Extracted data entries
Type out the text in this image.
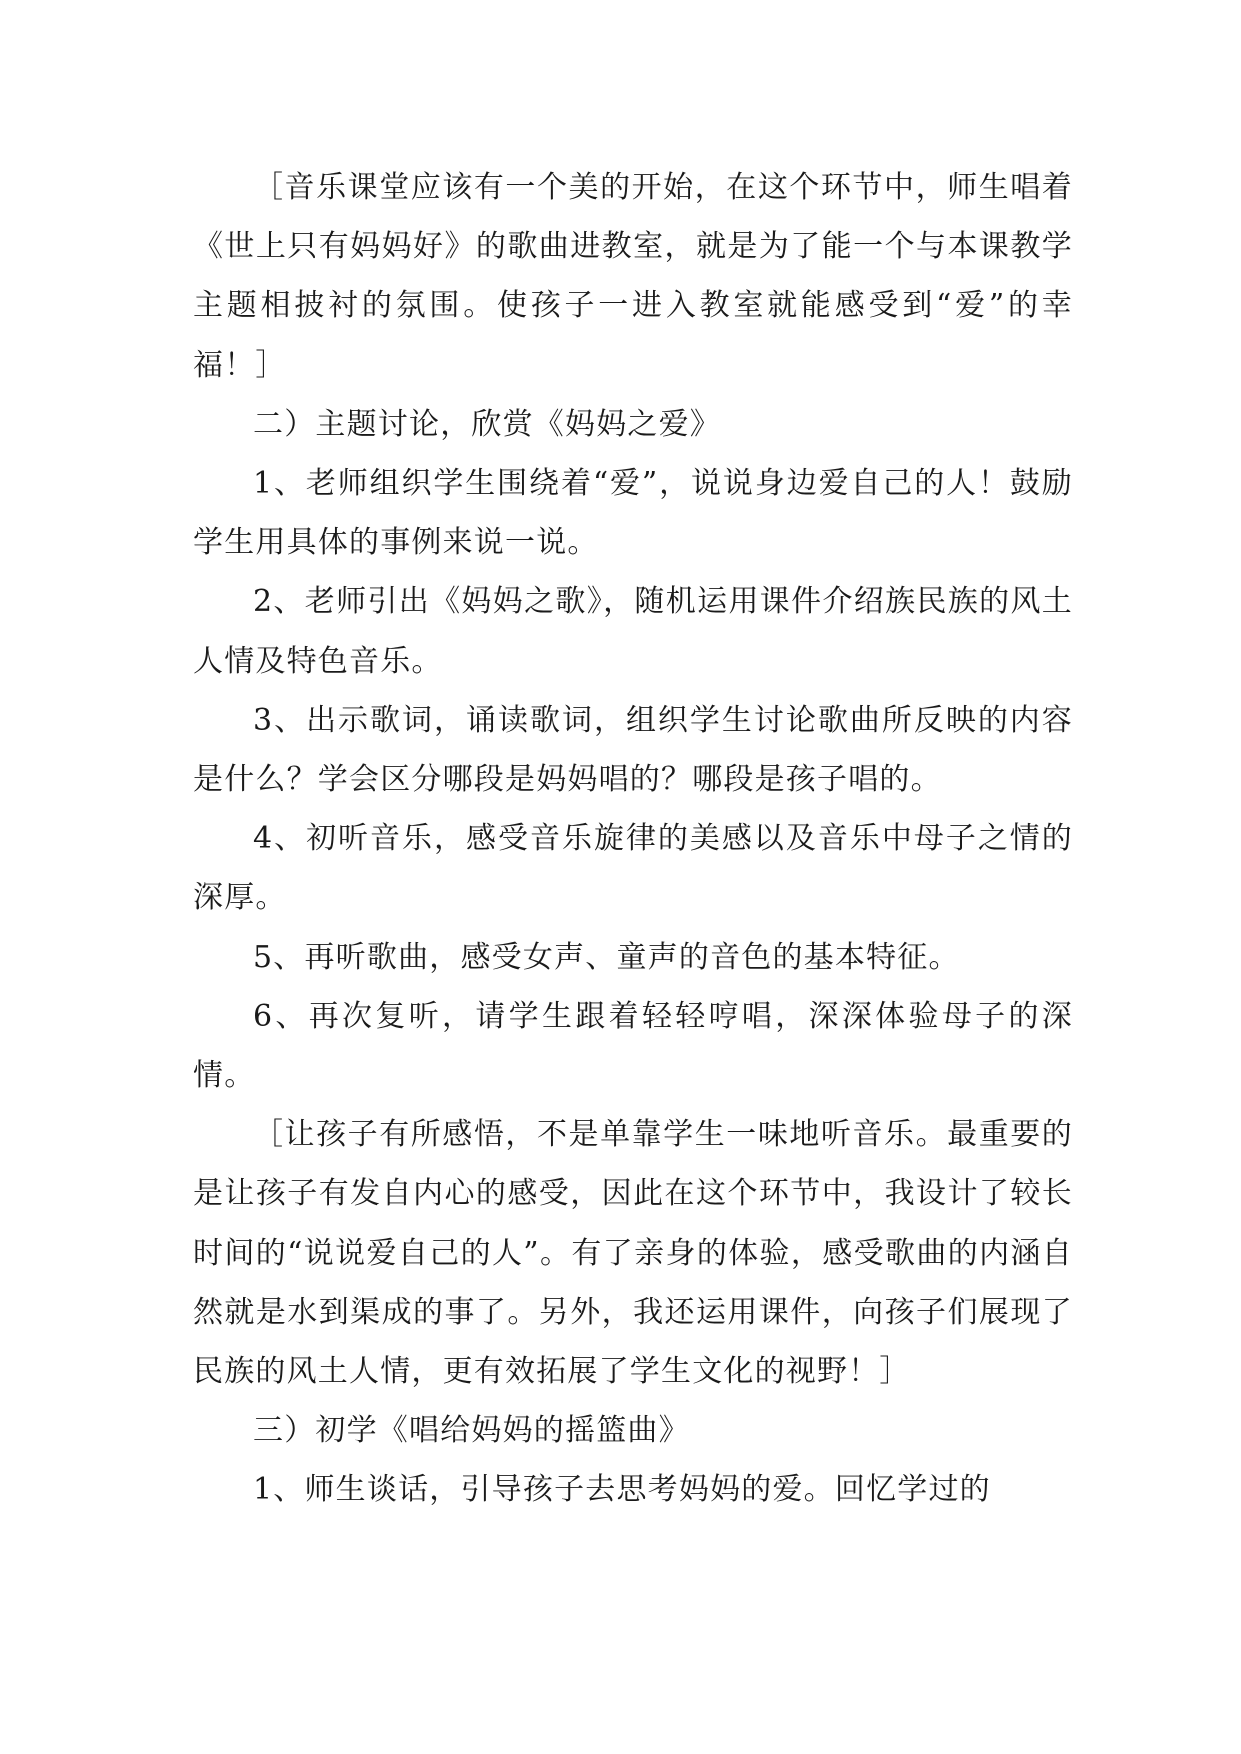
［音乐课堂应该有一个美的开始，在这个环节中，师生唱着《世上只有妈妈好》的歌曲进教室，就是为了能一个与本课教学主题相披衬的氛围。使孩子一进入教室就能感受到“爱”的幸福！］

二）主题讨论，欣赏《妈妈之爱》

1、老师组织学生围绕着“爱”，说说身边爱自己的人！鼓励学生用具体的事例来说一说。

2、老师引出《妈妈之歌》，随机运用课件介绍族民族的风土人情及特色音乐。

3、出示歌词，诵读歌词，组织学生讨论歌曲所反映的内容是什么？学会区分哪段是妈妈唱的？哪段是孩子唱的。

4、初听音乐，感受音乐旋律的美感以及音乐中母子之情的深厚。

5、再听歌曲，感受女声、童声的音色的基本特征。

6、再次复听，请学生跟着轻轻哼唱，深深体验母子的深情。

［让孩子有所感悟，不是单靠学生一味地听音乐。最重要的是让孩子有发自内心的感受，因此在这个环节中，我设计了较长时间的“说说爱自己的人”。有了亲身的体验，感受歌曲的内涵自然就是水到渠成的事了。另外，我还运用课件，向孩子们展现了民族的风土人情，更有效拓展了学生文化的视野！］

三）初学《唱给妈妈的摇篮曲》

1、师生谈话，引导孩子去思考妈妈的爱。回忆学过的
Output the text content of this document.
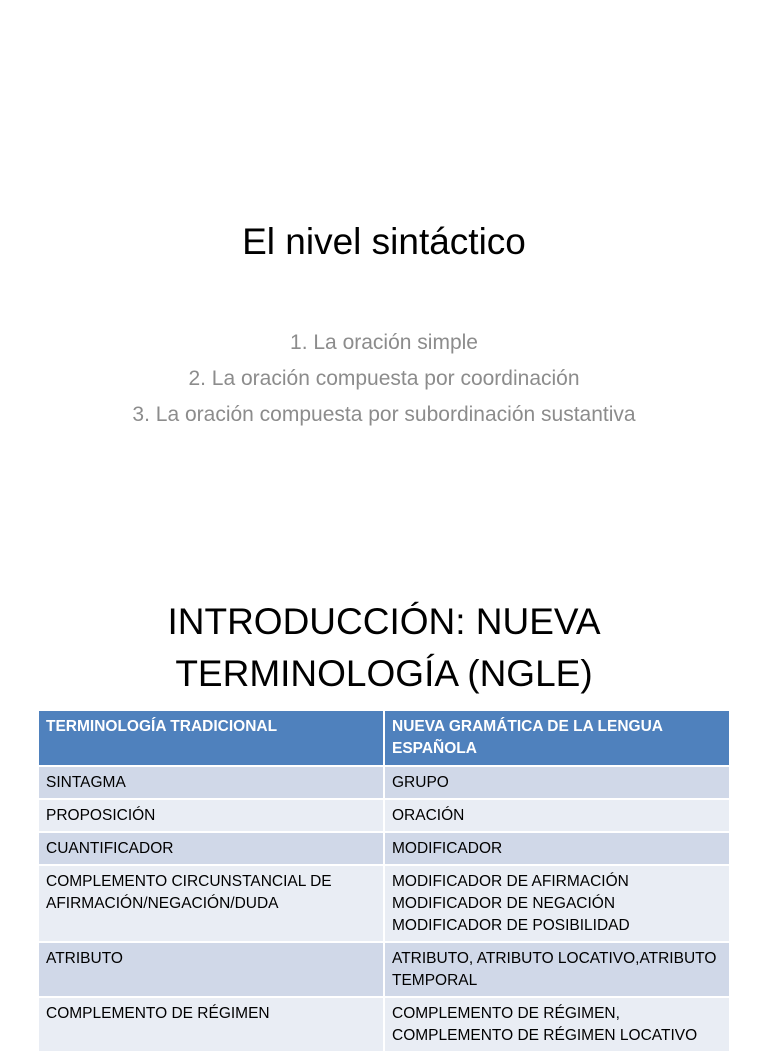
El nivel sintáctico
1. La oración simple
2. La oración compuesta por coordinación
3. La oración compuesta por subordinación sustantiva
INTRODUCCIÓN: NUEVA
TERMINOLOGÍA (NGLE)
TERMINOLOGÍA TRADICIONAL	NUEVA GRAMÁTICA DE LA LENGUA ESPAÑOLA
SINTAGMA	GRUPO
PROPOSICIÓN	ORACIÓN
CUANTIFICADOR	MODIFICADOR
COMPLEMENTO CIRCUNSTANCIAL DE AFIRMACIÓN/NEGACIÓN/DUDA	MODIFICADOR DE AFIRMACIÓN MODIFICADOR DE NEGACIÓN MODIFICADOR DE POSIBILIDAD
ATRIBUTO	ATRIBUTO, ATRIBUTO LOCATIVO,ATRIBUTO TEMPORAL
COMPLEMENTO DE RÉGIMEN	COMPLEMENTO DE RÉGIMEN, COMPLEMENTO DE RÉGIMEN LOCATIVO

§ **What you are asked to do**
Images in the records should not be copied. Repeat all the rest exactly.

§ **Output for this exercise**
Type out the text in this image.
［音乐课堂应该有一个美的开始，在这个环节中，师生唱着《世上只有妈妈好》的歌曲进教室，就是为了能一个与本课教学主题相披衬的氛围。使孩子一进入教室就能感受到“爱”的幸福！］

二）主题讨论，欣赏《妈妈之爱》

1、老师组织学生围绕着“爱”，说说身边爱自己的人！鼓励学生用具体的事例来说一说。

2、老师引出《妈妈之歌》，随机运用课件介绍族民族的风土人情及特色音乐。

3、出示歌词，诵读歌词，组织学生讨论歌曲所反映的内容是什么？学会区分哪段是妈妈唱的？哪段是孩子唱的。

4、初听音乐，感受音乐旋律的美感以及音乐中母子之情的深厚。

5、再听歌曲，感受女声、童声的音色的基本特征。

6、再次复听，请学生跟着轻轻哼唱，深深体验母子的深情。

［让孩子有所感悟，不是单靠学生一味地听音乐。最重要的是让孩子有发自内心的感受，因此在这个环节中，我设计了较长时间的“说说爱自己的人”。有了亲身的体验，感受歌曲的内涵自然就是水到渠成的事了。另外，我还运用课件，向孩子们展现了民族的风土人情，更有效拓展了学生文化的视野！］

三）初学《唱给妈妈的摇篮曲》

1、师生谈话，引导孩子去思考妈妈的爱。回忆学过的
Output the text content of this document.
El nivel sintáctico
1. La oración simple
2. La oración compuesta por coordinación
3. La oración compuesta por subordinación sustantiva
INTRODUCCIÓN: NUEVA
TERMINOLOGÍA (NGLE)
TERMINOLOGÍA TRADICIONAL	NUEVA GRAMÁTICA DE LA LENGUA ESPAÑOLA
SINTAGMA	GRUPO
PROPOSICIÓN	ORACIÓN
CUANTIFICADOR	MODIFICADOR
COMPLEMENTO CIRCUNSTANCIAL DE AFIRMACIÓN/NEGACIÓN/DUDA	MODIFICADOR DE AFIRMACIÓN MODIFICADOR DE NEGACIÓN MODIFICADOR DE POSIBILIDAD
ATRIBUTO	ATRIBUTO, ATRIBUTO LOCATIVO,ATRIBUTO TEMPORAL
COMPLEMENTO DE RÉGIMEN	COMPLEMENTO DE RÉGIMEN, COMPLEMENTO DE RÉGIMEN LOCATIVO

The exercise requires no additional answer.